Count the lines below that contain "with". Give only the number.

------------------------

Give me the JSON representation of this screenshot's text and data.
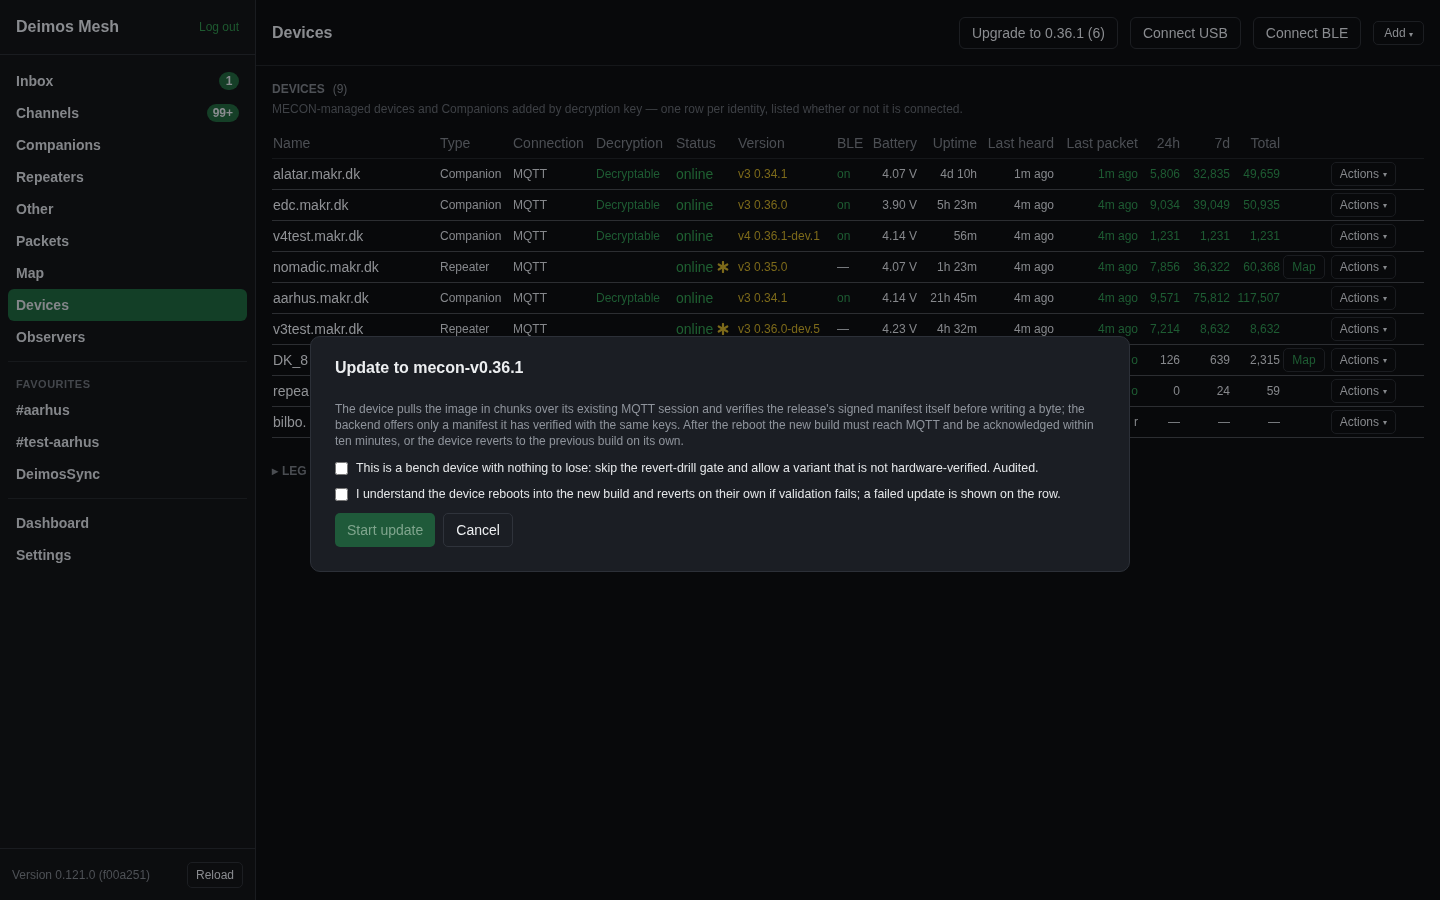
{
  "sidebar": {
    "brand": "Deimos Mesh",
    "logout": "Log out",
    "nav": [
      {
        "label": "Inbox",
        "badge": "1",
        "selected": false
      },
      {
        "label": "Channels",
        "badge": "99+",
        "selected": false
      },
      {
        "label": "Companions",
        "selected": false
      },
      {
        "label": "Repeaters",
        "selected": false
      },
      {
        "label": "Other",
        "selected": false
      },
      {
        "label": "Packets",
        "selected": false
      },
      {
        "label": "Map",
        "selected": false
      },
      {
        "label": "Devices",
        "selected": true
      },
      {
        "label": "Observers",
        "selected": false
      }
    ],
    "favourites_heading": "FAVOURITES",
    "favourites": [
      {
        "label": "#aarhus",
        "selected": false
      },
      {
        "label": "#test-aarhus",
        "selected": false
      },
      {
        "label": "DeimosSync",
        "selected": false
      }
    ],
    "bottom": [
      {
        "label": "Dashboard",
        "selected": false
      },
      {
        "label": "Settings",
        "selected": false
      }
    ],
    "version": "Version 0.121.0 (f00a251)",
    "reload": "Reload"
  },
  "header": {
    "title": "Devices",
    "buttons": [
      "Upgrade to 0.36.1 (6)",
      "Connect USB",
      "Connect BLE"
    ],
    "add": "Add",
    "add_caret": "▾"
  },
  "section": {
    "heading": "DEVICES",
    "count": "(9)",
    "description": "MECON-managed devices and Companions added by decryption key — one row per identity, listed whether or not it is connected."
  },
  "table": {
    "columns": [
      "Name",
      "Type",
      "Connection",
      "Decryption",
      "Status",
      "Version",
      "BLE",
      "Battery",
      "Uptime",
      "Last heard",
      "Last packet",
      "24h",
      "7d",
      "Total"
    ],
    "rows": [
      {
        "name": "alatar.makr.dk",
        "type": "Companion",
        "connection": "MQTT",
        "decryption": "Decryptable",
        "status": "online",
        "flagged": false,
        "version": "v3 0.34.1",
        "ble": "on",
        "ble_on": true,
        "battery": "4.07 V",
        "uptime": "4d 10h",
        "last_heard": "1m ago",
        "last_packet": "1m ago",
        "recent": true,
        "c24h": "5,806",
        "c7d": "32,835",
        "total": "49,659",
        "counts_active": true,
        "actions": "Actions"
      },
      {
        "name": "edc.makr.dk",
        "type": "Companion",
        "connection": "MQTT",
        "decryption": "Decryptable",
        "status": "online",
        "flagged": false,
        "version": "v3 0.36.0",
        "ble": "on",
        "ble_on": true,
        "battery": "3.90 V",
        "uptime": "5h 23m",
        "last_heard": "4m ago",
        "last_packet": "4m ago",
        "recent": true,
        "c24h": "9,034",
        "c7d": "39,049",
        "total": "50,935",
        "counts_active": true,
        "actions": "Actions"
      },
      {
        "name": "v4test.makr.dk",
        "type": "Companion",
        "connection": "MQTT",
        "decryption": "Decryptable",
        "status": "online",
        "flagged": false,
        "version": "v4 0.36.1-dev.1",
        "ble": "on",
        "ble_on": true,
        "battery": "4.14 V",
        "uptime": "56m",
        "last_heard": "4m ago",
        "last_packet": "4m ago",
        "recent": true,
        "c24h": "1,231",
        "c7d": "1,231",
        "total": "1,231",
        "counts_active": true,
        "actions": "Actions"
      },
      {
        "name": "nomadic.makr.dk",
        "type": "Repeater",
        "connection": "MQTT",
        "status": "online",
        "flagged": true,
        "version": "v3 0.35.0",
        "ble": "—",
        "ble_on": false,
        "battery": "4.07 V",
        "uptime": "1h 23m",
        "last_heard": "4m ago",
        "last_packet": "4m ago",
        "recent": true,
        "c24h": "7,856",
        "c7d": "36,322",
        "total": "60,368",
        "counts_active": true,
        "map": "Map",
        "actions": "Actions"
      },
      {
        "name": "aarhus.makr.dk",
        "type": "Companion",
        "connection": "MQTT",
        "decryption": "Decryptable",
        "status": "online",
        "flagged": false,
        "version": "v3 0.34.1",
        "ble": "on",
        "ble_on": true,
        "battery": "4.14 V",
        "uptime": "21h 45m",
        "last_heard": "4m ago",
        "last_packet": "4m ago",
        "recent": true,
        "c24h": "9,571",
        "c7d": "75,812",
        "total": "117,507",
        "counts_active": true,
        "actions": "Actions"
      },
      {
        "name": "v3test.makr.dk",
        "type": "Repeater",
        "connection": "MQTT",
        "status": "online",
        "flagged": true,
        "version": "v3 0.36.0-dev.5",
        "ble": "—",
        "ble_on": false,
        "battery": "4.23 V",
        "uptime": "4h 32m",
        "last_heard": "4m ago",
        "last_packet": "4m ago",
        "recent": true,
        "c24h": "7,214",
        "c7d": "8,632",
        "total": "8,632",
        "counts_active": true,
        "actions": "Actions"
      },
      {
        "name": "DK_8",
        "last_packet": "o",
        "recent": true,
        "c24h": "126",
        "c7d": "639",
        "total": "2,315",
        "counts_active": false,
        "map": "Map",
        "actions": "Actions"
      },
      {
        "name": "repea",
        "last_packet": "o",
        "recent": true,
        "c24h": "0",
        "c7d": "24",
        "total": "59",
        "counts_active": false,
        "actions": "Actions"
      },
      {
        "name": "bilbo.",
        "last_packet": "r",
        "recent": false,
        "c24h": "—",
        "c7d": "—",
        "total": "—",
        "counts_active": false,
        "actions": "Actions"
      }
    ]
  },
  "legend": {
    "toggle": "▸",
    "label": "LEG"
  },
  "dialog": {
    "title": "Update to mecon-v0.36.1",
    "body": "The device pulls the image in chunks over its existing MQTT session and verifies the release's signed manifest itself before writing a byte; the backend offers only a manifest it has verified with the same keys. After the reboot the new build must reach MQTT and be acknowledged within ten minutes, or the device reverts to the previous build on its own.",
    "options": [
      {
        "label": "This is a bench device with nothing to lose: skip the revert-drill gate and allow a variant that is not hardware-verified. Audited.",
        "checked": false
      },
      {
        "label": "I understand the device reboots into the new build and reverts on their own if validation fails; a failed update is shown on the row.",
        "checked": false
      }
    ],
    "confirm": {
      "label": "Start update",
      "disabled": true
    },
    "cancel": "Cancel"
  }
}
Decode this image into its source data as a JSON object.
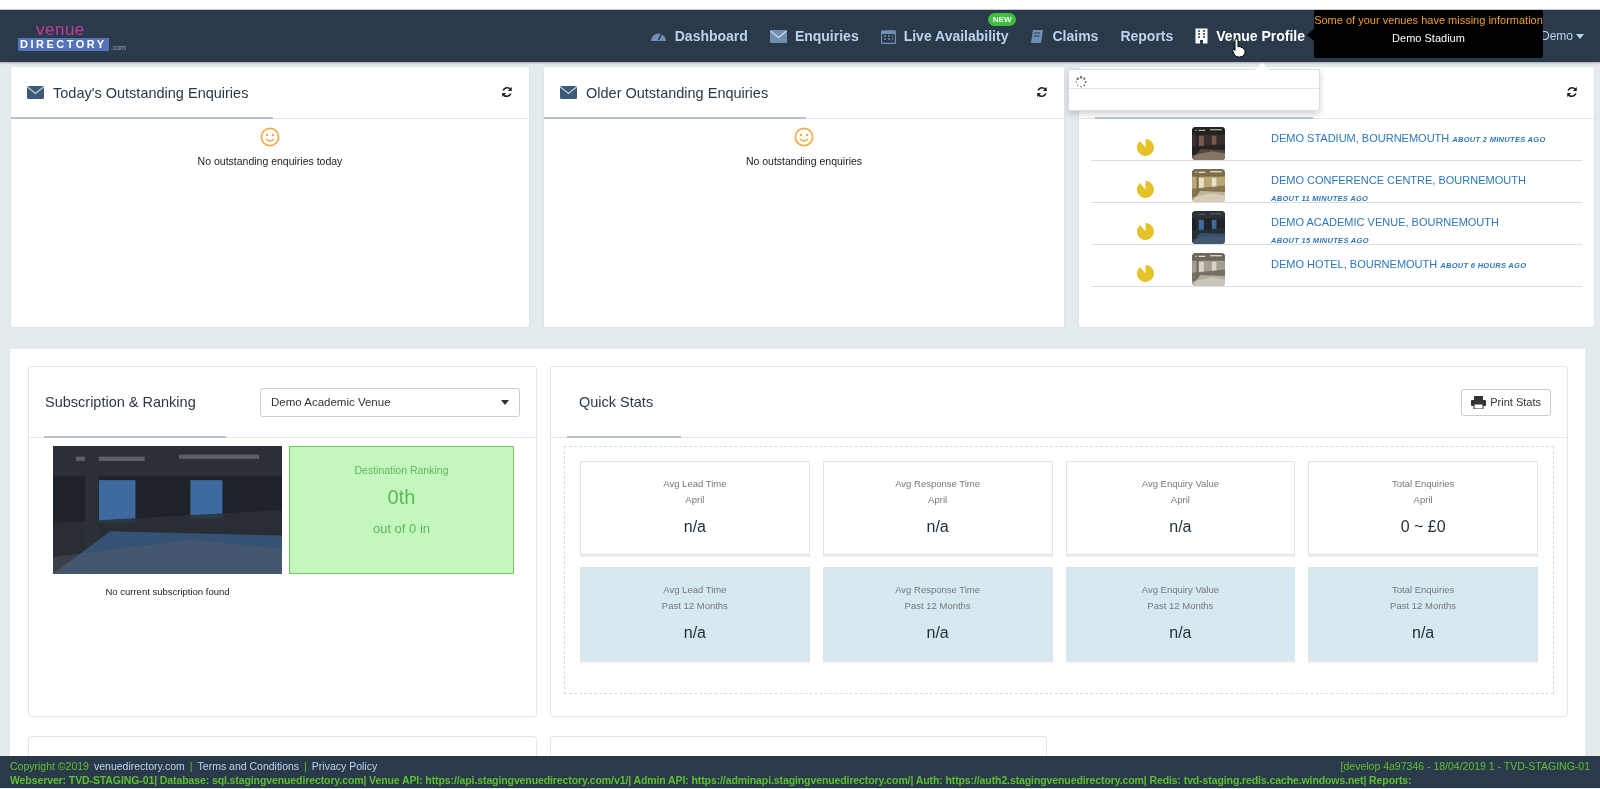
{
  "navbar": {
    "logo_top": "venue",
    "logo_bottom": "DIRECTORY",
    "logo_suffix": ".com",
    "items": [
      {
        "label": "Dashboard",
        "selected": false
      },
      {
        "label": "Enquiries",
        "selected": false
      },
      {
        "label": "Live Availability",
        "selected": false,
        "badge": "NEW"
      },
      {
        "label": "Claims",
        "selected": false
      },
      {
        "label": "Reports",
        "selected": false
      },
      {
        "label": "Venue Profile",
        "selected": true
      }
    ],
    "user": "Demo"
  },
  "tooltip": {
    "title": "Some of your venues have missing information",
    "text": "Demo Stadium"
  },
  "enquiry_panels": [
    {
      "title": "Today's Outstanding Enquiries",
      "message": "No outstanding enquiries today"
    },
    {
      "title": "Older Outstanding Enquiries",
      "message": "No outstanding enquiries"
    }
  ],
  "activity": {
    "items": [
      {
        "venue": "DEMO STADIUM, BOURNEMOUTH",
        "time": "ABOUT 2 MINUTES AGO"
      },
      {
        "venue": "DEMO CONFERENCE CENTRE, BOURNEMOUTH",
        "time": "ABOUT 11 MINUTES AGO"
      },
      {
        "venue": "DEMO ACADEMIC VENUE, BOURNEMOUTH",
        "time": "ABOUT 15 MINUTES AGO"
      },
      {
        "venue": "DEMO HOTEL, BOURNEMOUTH",
        "time": "ABOUT 6 HOURS AGO"
      }
    ]
  },
  "subscription": {
    "title": "Subscription & Ranking",
    "venue_select": "Demo Academic Venue",
    "ranking_label": "Destination Ranking",
    "ranking": "0th",
    "ranking_of": "out of 0 in",
    "caption": "No current subscription found"
  },
  "quick_stats": {
    "title": "Quick Stats",
    "print_button": "Print Stats",
    "cards": [
      {
        "label": "Avg Lead Time",
        "period": "April",
        "value": "n/a",
        "kind": "month"
      },
      {
        "label": "Avg Response Time",
        "period": "April",
        "value": "n/a",
        "kind": "month"
      },
      {
        "label": "Avg Enquiry Value",
        "period": "April",
        "value": "n/a",
        "kind": "month"
      },
      {
        "label": "Total Enquiries",
        "period": "April",
        "value": "0 ~ £0",
        "kind": "month"
      },
      {
        "label": "Avg Lead Time",
        "period": "Past 12 Months",
        "value": "n/a",
        "kind": "year"
      },
      {
        "label": "Avg Response Time",
        "period": "Past 12 Months",
        "value": "n/a",
        "kind": "year"
      },
      {
        "label": "Avg Enquiry Value",
        "period": "Past 12 Months",
        "value": "n/a",
        "kind": "year"
      },
      {
        "label": "Total Enquiries",
        "period": "Past 12 Months",
        "value": "n/a",
        "kind": "year"
      }
    ]
  },
  "footer": {
    "copyright": "Copyright ©2019",
    "site": "venuedirectory.com",
    "links": [
      {
        "separator": "|",
        "label": "Terms and Conditions"
      },
      {
        "separator": "|",
        "label": "Privacy Policy"
      }
    ],
    "build": "[develop 4a97346 - 18/04/2019 1 - TVD-STAGING-01",
    "servers": [
      {
        "label": "Webserver:",
        "value": "TVD-STAGING-01|"
      },
      {
        "label": "Database:",
        "value": "sql.stagingvenuedirectory.com|"
      },
      {
        "label": "Venue API:",
        "value": "https://api.stagingvenuedirectory.com/v1/|"
      },
      {
        "label": "Admin API:",
        "value": "https://adminapi.stagingvenuedirectory.com/|"
      },
      {
        "label": "Auth:",
        "value": "https://auth2.stagingvenuedirectory.com|"
      },
      {
        "label": "Redis:",
        "value": "tvd-staging.redis.cache.windows.net|"
      },
      {
        "label": "Reports:"
      }
    ]
  }
}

------------------------

● **Exercise output**
2